- _Record list_
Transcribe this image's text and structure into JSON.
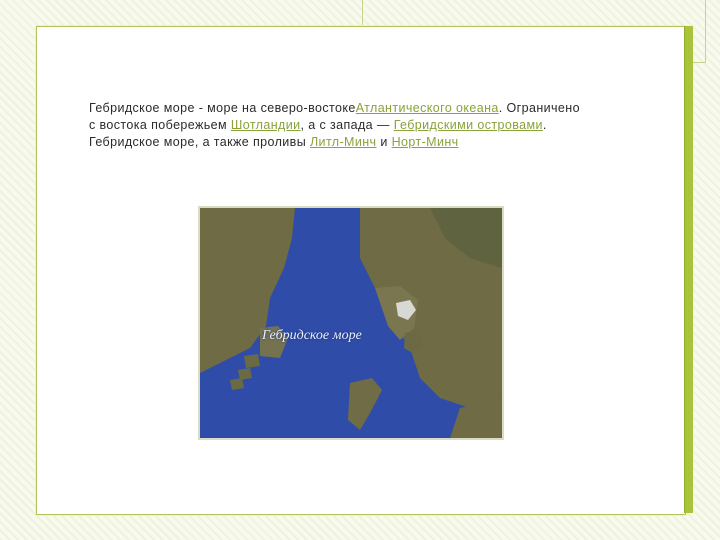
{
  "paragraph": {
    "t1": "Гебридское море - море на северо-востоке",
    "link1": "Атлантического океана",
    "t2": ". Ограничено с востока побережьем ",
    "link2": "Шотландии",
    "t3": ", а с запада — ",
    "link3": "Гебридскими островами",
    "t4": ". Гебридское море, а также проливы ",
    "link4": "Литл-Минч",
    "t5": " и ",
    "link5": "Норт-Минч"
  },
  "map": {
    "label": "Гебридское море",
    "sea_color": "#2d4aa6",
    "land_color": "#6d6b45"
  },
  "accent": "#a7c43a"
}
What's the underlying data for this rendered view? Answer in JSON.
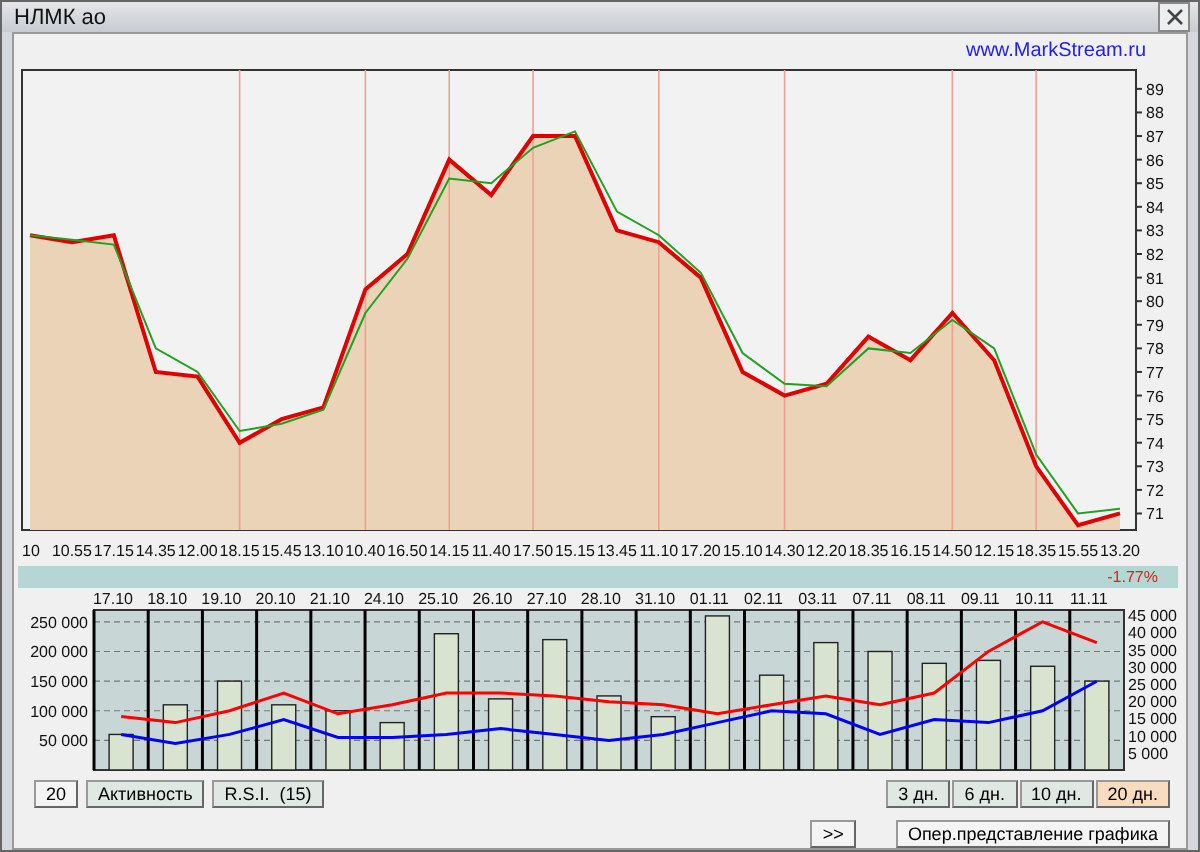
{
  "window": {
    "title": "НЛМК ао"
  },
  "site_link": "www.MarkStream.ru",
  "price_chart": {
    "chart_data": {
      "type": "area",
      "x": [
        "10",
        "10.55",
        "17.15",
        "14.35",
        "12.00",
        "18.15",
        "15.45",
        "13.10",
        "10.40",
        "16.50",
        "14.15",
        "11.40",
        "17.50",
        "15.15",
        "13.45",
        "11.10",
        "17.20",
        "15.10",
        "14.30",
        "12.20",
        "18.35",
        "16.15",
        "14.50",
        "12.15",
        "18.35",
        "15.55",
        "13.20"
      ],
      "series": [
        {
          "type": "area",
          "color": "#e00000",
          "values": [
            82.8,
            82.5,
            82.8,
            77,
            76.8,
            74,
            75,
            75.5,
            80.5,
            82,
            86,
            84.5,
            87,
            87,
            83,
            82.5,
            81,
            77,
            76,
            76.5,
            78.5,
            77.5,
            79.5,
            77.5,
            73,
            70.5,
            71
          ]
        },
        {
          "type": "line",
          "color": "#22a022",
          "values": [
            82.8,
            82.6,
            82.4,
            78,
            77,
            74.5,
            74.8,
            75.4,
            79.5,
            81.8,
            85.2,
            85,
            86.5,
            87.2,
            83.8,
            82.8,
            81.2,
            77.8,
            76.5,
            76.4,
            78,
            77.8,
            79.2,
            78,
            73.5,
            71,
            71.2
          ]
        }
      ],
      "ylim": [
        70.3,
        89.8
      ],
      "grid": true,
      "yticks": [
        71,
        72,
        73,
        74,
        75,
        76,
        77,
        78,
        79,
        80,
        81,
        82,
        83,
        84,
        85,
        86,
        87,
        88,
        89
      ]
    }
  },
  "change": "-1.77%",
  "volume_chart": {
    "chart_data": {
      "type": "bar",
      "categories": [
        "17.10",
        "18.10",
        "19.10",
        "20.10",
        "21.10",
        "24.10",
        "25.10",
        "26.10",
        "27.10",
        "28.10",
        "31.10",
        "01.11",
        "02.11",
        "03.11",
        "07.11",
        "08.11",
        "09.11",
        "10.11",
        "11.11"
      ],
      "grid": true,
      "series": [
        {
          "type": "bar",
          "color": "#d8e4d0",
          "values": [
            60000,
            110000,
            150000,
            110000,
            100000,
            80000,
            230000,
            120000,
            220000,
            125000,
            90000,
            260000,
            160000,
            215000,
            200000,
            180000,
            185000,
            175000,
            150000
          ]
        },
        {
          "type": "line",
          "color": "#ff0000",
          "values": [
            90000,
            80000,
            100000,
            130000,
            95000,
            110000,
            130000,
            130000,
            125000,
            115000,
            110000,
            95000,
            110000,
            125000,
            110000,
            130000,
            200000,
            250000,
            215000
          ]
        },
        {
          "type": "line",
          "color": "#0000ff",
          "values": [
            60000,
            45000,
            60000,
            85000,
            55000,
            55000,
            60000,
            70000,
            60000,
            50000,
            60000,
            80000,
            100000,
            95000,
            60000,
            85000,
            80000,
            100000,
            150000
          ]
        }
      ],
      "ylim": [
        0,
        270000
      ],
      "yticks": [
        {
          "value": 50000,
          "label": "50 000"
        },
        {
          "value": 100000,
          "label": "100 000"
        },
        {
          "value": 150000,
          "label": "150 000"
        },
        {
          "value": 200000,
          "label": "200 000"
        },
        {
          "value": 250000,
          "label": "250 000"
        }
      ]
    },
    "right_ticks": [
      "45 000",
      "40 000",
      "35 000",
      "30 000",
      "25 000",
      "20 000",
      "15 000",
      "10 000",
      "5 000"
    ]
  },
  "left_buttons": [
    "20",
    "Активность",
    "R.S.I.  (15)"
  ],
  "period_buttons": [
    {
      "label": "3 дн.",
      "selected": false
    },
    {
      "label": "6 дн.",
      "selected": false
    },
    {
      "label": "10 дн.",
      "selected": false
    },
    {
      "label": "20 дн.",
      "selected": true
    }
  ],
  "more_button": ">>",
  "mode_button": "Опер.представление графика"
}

- _Aim_
Return the entries unchanged, save for the pictures, which do not belong in the copy.

- _Written reply_
Transcribe this image's text and structure into JSON.
{
  "paragraph": {
    "t1": "Гебридское море - море на северо-востоке",
    "link1": "Атлантического океана",
    "t2": ". Ограничено с востока побережьем ",
    "link2": "Шотландии",
    "t3": ", а с запада — ",
    "link3": "Гебридскими островами",
    "t4": ". Гебридское море, а также проливы ",
    "link4": "Литл-Минч",
    "t5": " и ",
    "link5": "Норт-Минч"
  },
  "map": {
    "label": "Гебридское море",
    "sea_color": "#2d4aa6",
    "land_color": "#6d6b45"
  },
  "accent": "#a7c43a"
}
What's the underlying data for this rendered view? Answer in JSON.
{
  "window": {
    "title": "НЛМК ао"
  },
  "site_link": "www.MarkStream.ru",
  "price_chart": {
    "chart_data": {
      "type": "area",
      "x": [
        "10",
        "10.55",
        "17.15",
        "14.35",
        "12.00",
        "18.15",
        "15.45",
        "13.10",
        "10.40",
        "16.50",
        "14.15",
        "11.40",
        "17.50",
        "15.15",
        "13.45",
        "11.10",
        "17.20",
        "15.10",
        "14.30",
        "12.20",
        "18.35",
        "16.15",
        "14.50",
        "12.15",
        "18.35",
        "15.55",
        "13.20"
      ],
      "series": [
        {
          "type": "area",
          "color": "#e00000",
          "values": [
            82.8,
            82.5,
            82.8,
            77,
            76.8,
            74,
            75,
            75.5,
            80.5,
            82,
            86,
            84.5,
            87,
            87,
            83,
            82.5,
            81,
            77,
            76,
            76.5,
            78.5,
            77.5,
            79.5,
            77.5,
            73,
            70.5,
            71
          ]
        },
        {
          "type": "line",
          "color": "#22a022",
          "values": [
            82.8,
            82.6,
            82.4,
            78,
            77,
            74.5,
            74.8,
            75.4,
            79.5,
            81.8,
            85.2,
            85,
            86.5,
            87.2,
            83.8,
            82.8,
            81.2,
            77.8,
            76.5,
            76.4,
            78,
            77.8,
            79.2,
            78,
            73.5,
            71,
            71.2
          ]
        }
      ],
      "ylim": [
        70.3,
        89.8
      ],
      "grid": true,
      "yticks": [
        71,
        72,
        73,
        74,
        75,
        76,
        77,
        78,
        79,
        80,
        81,
        82,
        83,
        84,
        85,
        86,
        87,
        88,
        89
      ]
    }
  },
  "change": "-1.77%",
  "volume_chart": {
    "chart_data": {
      "type": "bar",
      "categories": [
        "17.10",
        "18.10",
        "19.10",
        "20.10",
        "21.10",
        "24.10",
        "25.10",
        "26.10",
        "27.10",
        "28.10",
        "31.10",
        "01.11",
        "02.11",
        "03.11",
        "07.11",
        "08.11",
        "09.11",
        "10.11",
        "11.11"
      ],
      "grid": true,
      "series": [
        {
          "type": "bar",
          "color": "#d8e4d0",
          "values": [
            60000,
            110000,
            150000,
            110000,
            100000,
            80000,
            230000,
            120000,
            220000,
            125000,
            90000,
            260000,
            160000,
            215000,
            200000,
            180000,
            185000,
            175000,
            150000
          ]
        },
        {
          "type": "line",
          "color": "#ff0000",
          "values": [
            90000,
            80000,
            100000,
            130000,
            95000,
            110000,
            130000,
            130000,
            125000,
            115000,
            110000,
            95000,
            110000,
            125000,
            110000,
            130000,
            200000,
            250000,
            215000
          ]
        },
        {
          "type": "line",
          "color": "#0000ff",
          "values": [
            60000,
            45000,
            60000,
            85000,
            55000,
            55000,
            60000,
            70000,
            60000,
            50000,
            60000,
            80000,
            100000,
            95000,
            60000,
            85000,
            80000,
            100000,
            150000
          ]
        }
      ],
      "ylim": [
        0,
        270000
      ],
      "yticks": [
        {
          "value": 50000,
          "label": "50 000"
        },
        {
          "value": 100000,
          "label": "100 000"
        },
        {
          "value": 150000,
          "label": "150 000"
        },
        {
          "value": 200000,
          "label": "200 000"
        },
        {
          "value": 250000,
          "label": "250 000"
        }
      ]
    },
    "right_ticks": [
      "45 000",
      "40 000",
      "35 000",
      "30 000",
      "25 000",
      "20 000",
      "15 000",
      "10 000",
      "5 000"
    ]
  },
  "left_buttons": [
    "20",
    "Активность",
    "R.S.I.  (15)"
  ],
  "period_buttons": [
    {
      "label": "3 дн.",
      "selected": false
    },
    {
      "label": "6 дн.",
      "selected": false
    },
    {
      "label": "10 дн.",
      "selected": false
    },
    {
      "label": "20 дн.",
      "selected": true
    }
  ],
  "more_button": ">>",
  "mode_button": "Опер.представление графика"
}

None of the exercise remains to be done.